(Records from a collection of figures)
_ _ _ _ _

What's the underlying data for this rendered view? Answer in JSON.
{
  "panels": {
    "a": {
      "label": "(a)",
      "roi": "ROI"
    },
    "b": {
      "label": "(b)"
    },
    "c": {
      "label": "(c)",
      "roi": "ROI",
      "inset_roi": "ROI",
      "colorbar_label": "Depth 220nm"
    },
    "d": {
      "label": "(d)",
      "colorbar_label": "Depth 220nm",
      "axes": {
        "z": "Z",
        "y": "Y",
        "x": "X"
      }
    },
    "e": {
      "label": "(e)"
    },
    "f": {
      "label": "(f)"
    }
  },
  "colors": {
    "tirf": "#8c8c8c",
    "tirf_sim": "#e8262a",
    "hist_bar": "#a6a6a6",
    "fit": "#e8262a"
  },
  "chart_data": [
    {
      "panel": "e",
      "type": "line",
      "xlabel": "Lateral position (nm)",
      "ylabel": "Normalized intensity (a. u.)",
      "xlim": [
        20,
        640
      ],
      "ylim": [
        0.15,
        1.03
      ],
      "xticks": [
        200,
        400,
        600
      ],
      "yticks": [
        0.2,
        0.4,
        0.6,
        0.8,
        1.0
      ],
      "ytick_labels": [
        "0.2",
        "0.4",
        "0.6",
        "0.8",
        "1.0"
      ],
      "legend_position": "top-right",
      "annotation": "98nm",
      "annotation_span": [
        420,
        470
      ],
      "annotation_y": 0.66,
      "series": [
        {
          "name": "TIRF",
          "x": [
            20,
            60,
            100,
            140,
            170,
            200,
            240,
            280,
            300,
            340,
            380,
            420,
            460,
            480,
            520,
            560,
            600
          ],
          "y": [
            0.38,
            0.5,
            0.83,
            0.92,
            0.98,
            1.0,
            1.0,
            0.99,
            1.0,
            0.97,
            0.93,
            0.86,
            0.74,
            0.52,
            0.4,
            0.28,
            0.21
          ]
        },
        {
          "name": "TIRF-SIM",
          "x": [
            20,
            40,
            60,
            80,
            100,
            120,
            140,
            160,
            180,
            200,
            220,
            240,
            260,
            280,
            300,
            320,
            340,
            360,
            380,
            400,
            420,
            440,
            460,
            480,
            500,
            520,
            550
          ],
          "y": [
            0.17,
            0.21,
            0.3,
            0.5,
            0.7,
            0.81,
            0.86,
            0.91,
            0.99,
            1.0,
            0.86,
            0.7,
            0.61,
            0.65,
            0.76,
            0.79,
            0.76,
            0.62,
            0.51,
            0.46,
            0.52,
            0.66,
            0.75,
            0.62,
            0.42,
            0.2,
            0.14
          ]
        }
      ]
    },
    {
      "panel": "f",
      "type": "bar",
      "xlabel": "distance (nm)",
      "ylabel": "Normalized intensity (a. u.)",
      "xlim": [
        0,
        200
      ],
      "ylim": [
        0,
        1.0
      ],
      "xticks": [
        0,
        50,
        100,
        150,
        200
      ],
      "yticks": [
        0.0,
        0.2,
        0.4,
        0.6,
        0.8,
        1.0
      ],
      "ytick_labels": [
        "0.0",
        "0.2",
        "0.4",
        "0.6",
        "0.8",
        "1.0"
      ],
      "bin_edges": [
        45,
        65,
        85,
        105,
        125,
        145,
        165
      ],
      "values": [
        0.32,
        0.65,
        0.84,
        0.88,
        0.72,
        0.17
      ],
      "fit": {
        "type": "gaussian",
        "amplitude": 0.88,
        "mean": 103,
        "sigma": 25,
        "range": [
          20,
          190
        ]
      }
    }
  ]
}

_ _ _ _ _

Pick out every line above that contains the word "xlabel" and copy it.

      "xlabel": "Lateral position (nm)",
      "xlabel": "distance (nm)",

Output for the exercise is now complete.